Exercise description: Transcribe every entry word for word, but skip the images.

Records from a collection:
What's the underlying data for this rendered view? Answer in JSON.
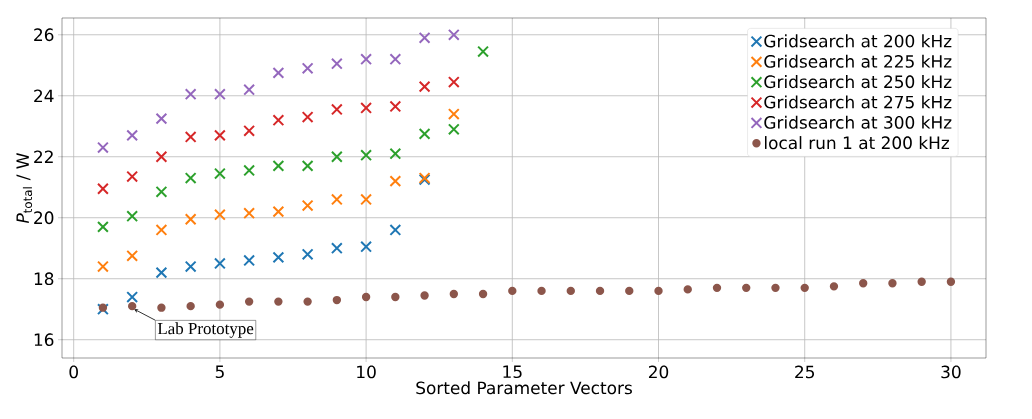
{
  "chart_data": {
    "type": "scatter",
    "xlabel": "Sorted Parameter Vectors",
    "ylabel": "*P*$_{total}$ / W",
    "xlim": [
      -0.4,
      31.2
    ],
    "ylim": [
      15.4,
      26.55
    ],
    "xticks": [
      0,
      5,
      10,
      15,
      20,
      25,
      30
    ],
    "yticks": [
      16,
      18,
      20,
      22,
      24,
      26
    ],
    "grid": true,
    "legend": "top right",
    "series": [
      {
        "name": "Gridsearch at 200 kHz",
        "color": "#1f77b4",
        "marker": "cross",
        "x": [
          1,
          2,
          3,
          4,
          5,
          6,
          7,
          8,
          9,
          10,
          11,
          12
        ],
        "values": [
          17.0,
          17.4,
          18.2,
          18.4,
          18.5,
          18.6,
          18.7,
          18.8,
          19.0,
          19.05,
          19.6,
          21.25
        ]
      },
      {
        "name": "Gridsearch at 225 kHz",
        "color": "#ff7f0e",
        "marker": "cross",
        "x": [
          1,
          2,
          3,
          4,
          5,
          6,
          7,
          8,
          9,
          10,
          11,
          12,
          13
        ],
        "values": [
          18.4,
          18.75,
          19.6,
          19.95,
          20.1,
          20.15,
          20.2,
          20.4,
          20.6,
          20.6,
          21.2,
          21.3,
          23.4
        ]
      },
      {
        "name": "Gridsearch at 250 kHz",
        "color": "#2ca02c",
        "marker": "cross",
        "x": [
          1,
          2,
          3,
          4,
          5,
          6,
          7,
          8,
          9,
          10,
          11,
          12,
          13,
          14
        ],
        "values": [
          19.7,
          20.05,
          20.85,
          21.3,
          21.45,
          21.55,
          21.7,
          21.7,
          22.0,
          22.05,
          22.1,
          22.75,
          22.9,
          25.45
        ]
      },
      {
        "name": "Gridsearch at 275 kHz",
        "color": "#d62728",
        "marker": "cross",
        "x": [
          1,
          2,
          3,
          4,
          5,
          6,
          7,
          8,
          9,
          10,
          11,
          12,
          13
        ],
        "values": [
          20.95,
          21.35,
          22.0,
          22.65,
          22.7,
          22.85,
          23.2,
          23.3,
          23.55,
          23.6,
          23.65,
          24.3,
          24.45
        ]
      },
      {
        "name": "Gridsearch at 300 kHz",
        "color": "#9467bd",
        "marker": "cross",
        "x": [
          1,
          2,
          3,
          4,
          5,
          6,
          7,
          8,
          9,
          10,
          11,
          12,
          13
        ],
        "values": [
          22.3,
          22.7,
          23.25,
          24.05,
          24.05,
          24.2,
          24.75,
          24.9,
          25.05,
          25.2,
          25.2,
          25.9,
          26.0
        ]
      },
      {
        "name": "local run 1 at 200 kHz",
        "color": "#8c564b",
        "marker": "circle",
        "x": [
          1,
          2,
          3,
          4,
          5,
          6,
          7,
          8,
          9,
          10,
          11,
          12,
          13,
          14,
          15,
          16,
          17,
          18,
          19,
          20,
          21,
          22,
          23,
          24,
          25,
          26,
          27,
          28,
          29,
          30
        ],
        "values": [
          17.05,
          17.1,
          17.05,
          17.1,
          17.15,
          17.25,
          17.25,
          17.25,
          17.3,
          17.4,
          17.4,
          17.45,
          17.5,
          17.5,
          17.6,
          17.6,
          17.6,
          17.6,
          17.6,
          17.6,
          17.65,
          17.7,
          17.7,
          17.7,
          17.7,
          17.75,
          17.85,
          17.85,
          17.9,
          17.9
        ]
      }
    ],
    "annotations": [
      {
        "text": "Lab Prototype",
        "x": 2,
        "y": 17.1
      }
    ]
  }
}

Reply:
What's the underlying data for this rendered view? Answer in JSON.
{
  "chart_data": {
    "type": "scatter",
    "xlabel": "Sorted Parameter Vectors",
    "ylabel": "*P*$_{total}$ / W",
    "xlim": [
      -0.4,
      31.2
    ],
    "ylim": [
      15.4,
      26.55
    ],
    "xticks": [
      0,
      5,
      10,
      15,
      20,
      25,
      30
    ],
    "yticks": [
      16,
      18,
      20,
      22,
      24,
      26
    ],
    "grid": true,
    "legend": "top right",
    "series": [
      {
        "name": "Gridsearch at 200 kHz",
        "color": "#1f77b4",
        "marker": "cross",
        "x": [
          1,
          2,
          3,
          4,
          5,
          6,
          7,
          8,
          9,
          10,
          11,
          12
        ],
        "values": [
          17.0,
          17.4,
          18.2,
          18.4,
          18.5,
          18.6,
          18.7,
          18.8,
          19.0,
          19.05,
          19.6,
          21.25
        ]
      },
      {
        "name": "Gridsearch at 225 kHz",
        "color": "#ff7f0e",
        "marker": "cross",
        "x": [
          1,
          2,
          3,
          4,
          5,
          6,
          7,
          8,
          9,
          10,
          11,
          12,
          13
        ],
        "values": [
          18.4,
          18.75,
          19.6,
          19.95,
          20.1,
          20.15,
          20.2,
          20.4,
          20.6,
          20.6,
          21.2,
          21.3,
          23.4
        ]
      },
      {
        "name": "Gridsearch at 250 kHz",
        "color": "#2ca02c",
        "marker": "cross",
        "x": [
          1,
          2,
          3,
          4,
          5,
          6,
          7,
          8,
          9,
          10,
          11,
          12,
          13,
          14
        ],
        "values": [
          19.7,
          20.05,
          20.85,
          21.3,
          21.45,
          21.55,
          21.7,
          21.7,
          22.0,
          22.05,
          22.1,
          22.75,
          22.9,
          25.45
        ]
      },
      {
        "name": "Gridsearch at 275 kHz",
        "color": "#d62728",
        "marker": "cross",
        "x": [
          1,
          2,
          3,
          4,
          5,
          6,
          7,
          8,
          9,
          10,
          11,
          12,
          13
        ],
        "values": [
          20.95,
          21.35,
          22.0,
          22.65,
          22.7,
          22.85,
          23.2,
          23.3,
          23.55,
          23.6,
          23.65,
          24.3,
          24.45
        ]
      },
      {
        "name": "Gridsearch at 300 kHz",
        "color": "#9467bd",
        "marker": "cross",
        "x": [
          1,
          2,
          3,
          4,
          5,
          6,
          7,
          8,
          9,
          10,
          11,
          12,
          13
        ],
        "values": [
          22.3,
          22.7,
          23.25,
          24.05,
          24.05,
          24.2,
          24.75,
          24.9,
          25.05,
          25.2,
          25.2,
          25.9,
          26.0
        ]
      },
      {
        "name": "local run 1 at 200 kHz",
        "color": "#8c564b",
        "marker": "circle",
        "x": [
          1,
          2,
          3,
          4,
          5,
          6,
          7,
          8,
          9,
          10,
          11,
          12,
          13,
          14,
          15,
          16,
          17,
          18,
          19,
          20,
          21,
          22,
          23,
          24,
          25,
          26,
          27,
          28,
          29,
          30
        ],
        "values": [
          17.05,
          17.1,
          17.05,
          17.1,
          17.15,
          17.25,
          17.25,
          17.25,
          17.3,
          17.4,
          17.4,
          17.45,
          17.5,
          17.5,
          17.6,
          17.6,
          17.6,
          17.6,
          17.6,
          17.6,
          17.65,
          17.7,
          17.7,
          17.7,
          17.7,
          17.75,
          17.85,
          17.85,
          17.9,
          17.9
        ]
      }
    ],
    "annotations": [
      {
        "text": "Lab Prototype",
        "x": 2,
        "y": 17.1
      }
    ]
  }
}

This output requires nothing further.